§ **Problem**:
Identify the lines that contain the word "высотой" and copy each one.

§ **Supplied records**:
* * *

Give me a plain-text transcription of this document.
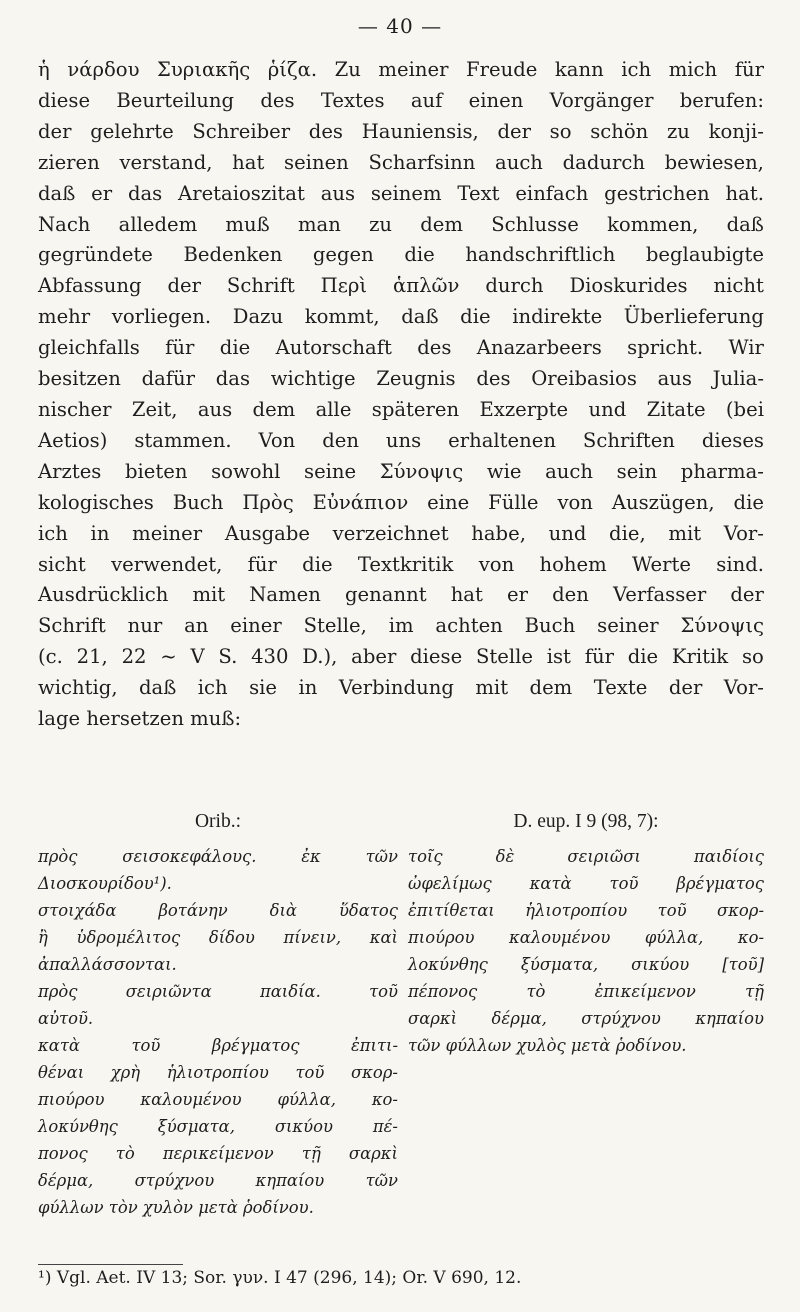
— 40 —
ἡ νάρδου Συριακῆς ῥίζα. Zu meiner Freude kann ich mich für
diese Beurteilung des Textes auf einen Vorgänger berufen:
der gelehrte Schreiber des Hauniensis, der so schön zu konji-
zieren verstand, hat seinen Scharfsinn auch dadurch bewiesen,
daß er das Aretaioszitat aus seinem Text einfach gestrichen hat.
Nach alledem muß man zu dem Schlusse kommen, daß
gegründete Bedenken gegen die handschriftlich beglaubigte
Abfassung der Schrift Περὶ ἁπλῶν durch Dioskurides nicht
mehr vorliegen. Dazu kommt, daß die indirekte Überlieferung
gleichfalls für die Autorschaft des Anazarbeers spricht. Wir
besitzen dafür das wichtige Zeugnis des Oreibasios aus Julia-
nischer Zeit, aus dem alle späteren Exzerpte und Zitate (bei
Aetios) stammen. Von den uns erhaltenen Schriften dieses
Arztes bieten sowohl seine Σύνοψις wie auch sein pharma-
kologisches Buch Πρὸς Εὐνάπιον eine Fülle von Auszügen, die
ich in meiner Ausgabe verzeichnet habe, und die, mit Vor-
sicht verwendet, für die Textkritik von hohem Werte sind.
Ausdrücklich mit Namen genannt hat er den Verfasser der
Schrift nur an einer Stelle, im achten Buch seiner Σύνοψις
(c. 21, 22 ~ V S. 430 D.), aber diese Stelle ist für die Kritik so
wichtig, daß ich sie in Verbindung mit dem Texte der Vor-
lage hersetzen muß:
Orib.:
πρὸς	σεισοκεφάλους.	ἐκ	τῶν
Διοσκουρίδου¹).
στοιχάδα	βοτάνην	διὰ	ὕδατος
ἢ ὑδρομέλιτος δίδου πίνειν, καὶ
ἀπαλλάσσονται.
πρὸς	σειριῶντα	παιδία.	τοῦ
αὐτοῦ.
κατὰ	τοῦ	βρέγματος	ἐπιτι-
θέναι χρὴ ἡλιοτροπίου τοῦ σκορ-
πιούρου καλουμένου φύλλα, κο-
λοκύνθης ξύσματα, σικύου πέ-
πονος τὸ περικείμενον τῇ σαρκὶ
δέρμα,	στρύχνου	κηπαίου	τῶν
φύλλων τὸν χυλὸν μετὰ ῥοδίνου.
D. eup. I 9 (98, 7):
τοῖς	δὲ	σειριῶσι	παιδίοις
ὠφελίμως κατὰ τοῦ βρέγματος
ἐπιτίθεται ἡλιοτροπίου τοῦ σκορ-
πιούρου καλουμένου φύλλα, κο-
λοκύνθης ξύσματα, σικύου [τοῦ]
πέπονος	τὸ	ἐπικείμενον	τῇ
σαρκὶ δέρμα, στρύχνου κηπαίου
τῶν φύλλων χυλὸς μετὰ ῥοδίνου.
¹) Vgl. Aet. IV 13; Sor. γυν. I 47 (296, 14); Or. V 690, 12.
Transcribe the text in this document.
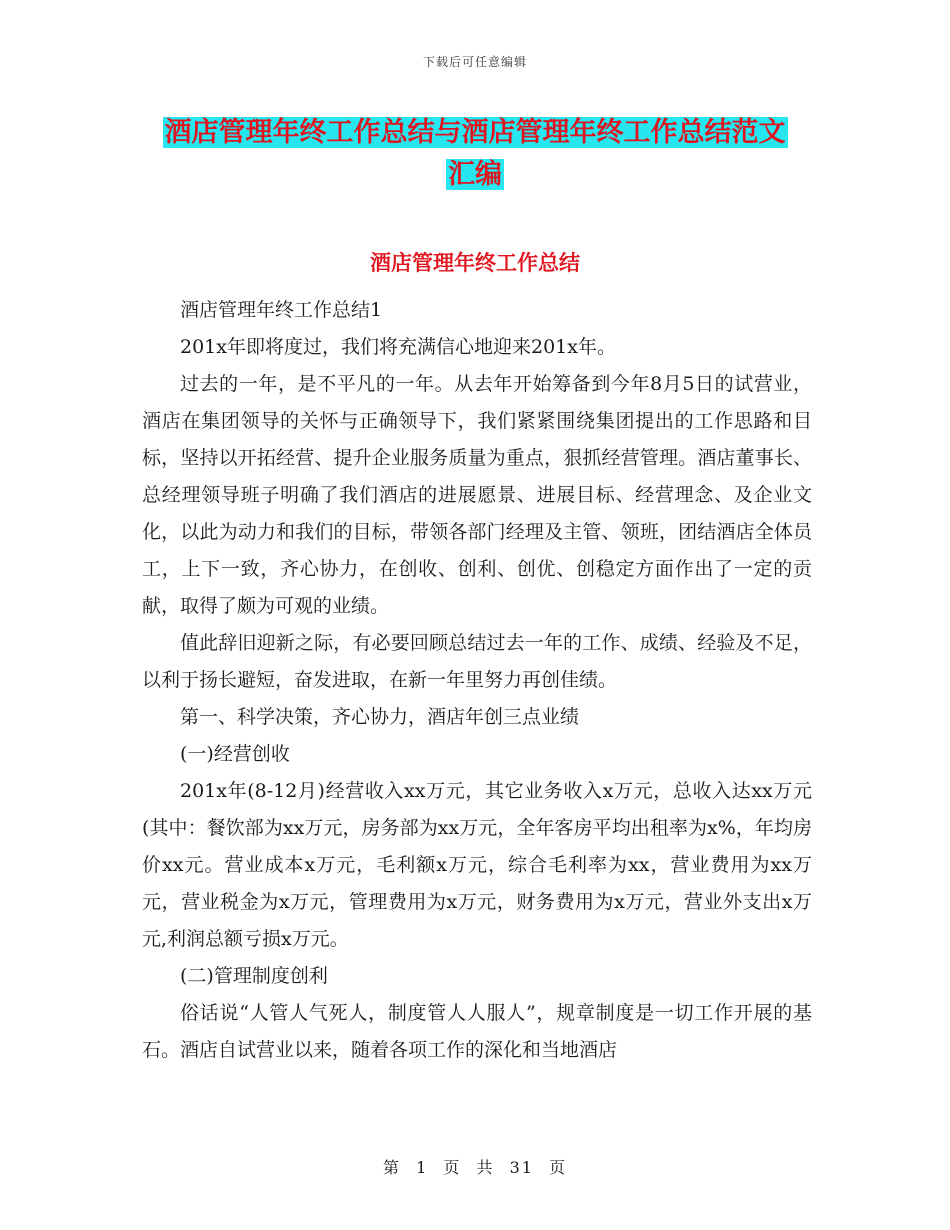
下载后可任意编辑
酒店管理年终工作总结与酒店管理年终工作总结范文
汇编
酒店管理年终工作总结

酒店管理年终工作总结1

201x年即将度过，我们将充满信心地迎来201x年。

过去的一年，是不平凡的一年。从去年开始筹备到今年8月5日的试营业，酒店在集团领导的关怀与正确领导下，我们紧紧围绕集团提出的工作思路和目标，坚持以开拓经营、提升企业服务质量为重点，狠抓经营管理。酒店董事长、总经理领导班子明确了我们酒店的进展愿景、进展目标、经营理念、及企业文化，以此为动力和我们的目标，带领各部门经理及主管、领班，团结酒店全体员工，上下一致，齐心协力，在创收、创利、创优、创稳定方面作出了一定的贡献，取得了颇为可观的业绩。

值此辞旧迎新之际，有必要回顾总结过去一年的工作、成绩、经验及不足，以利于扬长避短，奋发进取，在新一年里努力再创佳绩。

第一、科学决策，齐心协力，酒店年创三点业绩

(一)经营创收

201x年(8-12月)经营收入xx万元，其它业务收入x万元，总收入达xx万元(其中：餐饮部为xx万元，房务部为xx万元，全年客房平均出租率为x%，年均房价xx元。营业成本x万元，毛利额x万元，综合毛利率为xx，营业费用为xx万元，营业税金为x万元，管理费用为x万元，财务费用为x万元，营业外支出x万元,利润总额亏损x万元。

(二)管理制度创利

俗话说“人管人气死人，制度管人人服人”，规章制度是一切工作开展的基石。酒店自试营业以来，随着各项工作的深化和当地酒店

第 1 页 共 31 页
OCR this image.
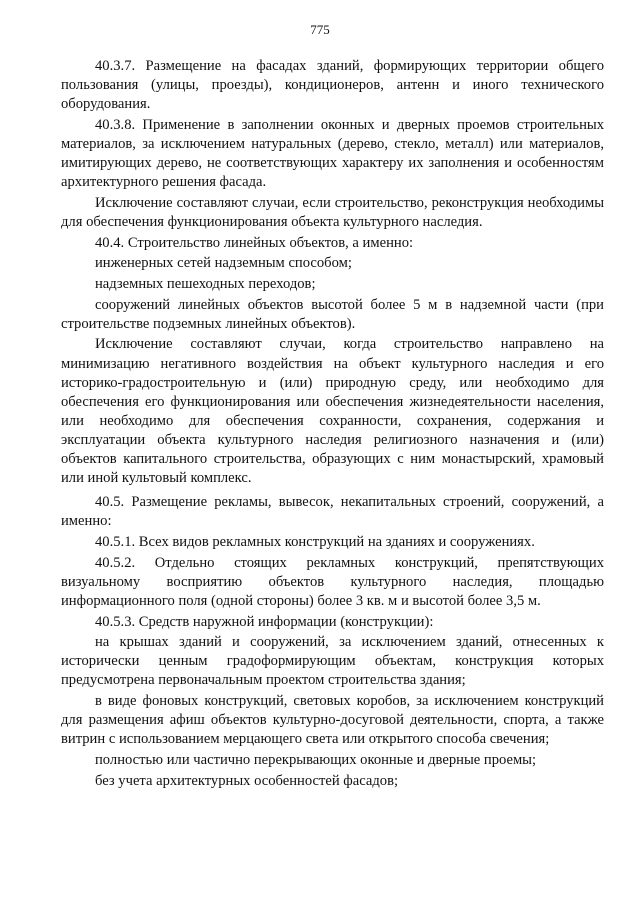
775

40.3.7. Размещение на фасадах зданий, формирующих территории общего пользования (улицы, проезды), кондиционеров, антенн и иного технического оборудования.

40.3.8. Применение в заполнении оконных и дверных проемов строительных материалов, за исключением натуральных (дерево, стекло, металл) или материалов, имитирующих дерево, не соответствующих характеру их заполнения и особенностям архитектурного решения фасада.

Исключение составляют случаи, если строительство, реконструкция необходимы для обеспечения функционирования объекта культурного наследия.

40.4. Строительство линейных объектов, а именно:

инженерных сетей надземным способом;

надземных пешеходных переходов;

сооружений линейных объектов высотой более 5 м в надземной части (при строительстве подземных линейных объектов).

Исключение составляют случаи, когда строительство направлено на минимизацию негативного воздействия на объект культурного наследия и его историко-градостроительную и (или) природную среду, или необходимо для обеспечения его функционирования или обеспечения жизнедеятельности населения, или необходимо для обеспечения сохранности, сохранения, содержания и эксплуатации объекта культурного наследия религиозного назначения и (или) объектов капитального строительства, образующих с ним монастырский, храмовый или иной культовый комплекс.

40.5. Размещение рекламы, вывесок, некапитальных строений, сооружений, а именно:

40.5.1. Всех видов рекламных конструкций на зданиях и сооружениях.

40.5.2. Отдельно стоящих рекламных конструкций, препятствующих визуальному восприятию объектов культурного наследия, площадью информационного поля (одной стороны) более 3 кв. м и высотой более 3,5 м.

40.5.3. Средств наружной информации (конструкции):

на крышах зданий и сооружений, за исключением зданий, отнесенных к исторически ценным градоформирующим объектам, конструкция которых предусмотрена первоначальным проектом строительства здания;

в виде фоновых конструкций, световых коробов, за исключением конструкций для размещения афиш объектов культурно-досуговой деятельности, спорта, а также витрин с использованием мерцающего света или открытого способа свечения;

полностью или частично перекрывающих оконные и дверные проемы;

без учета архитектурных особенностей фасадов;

* * *

§ **The reply**:
сооружений линейных объектов высотой более 5 м в надземной части (при строительстве подземных линейных объектов).
40.5.2. Отдельно стоящих рекламных конструкций, препятствующих визуальному восприятию объектов культурного наследия, площадью информационного поля (одной стороны) более 3 кв. м и высотой более 3,5 м.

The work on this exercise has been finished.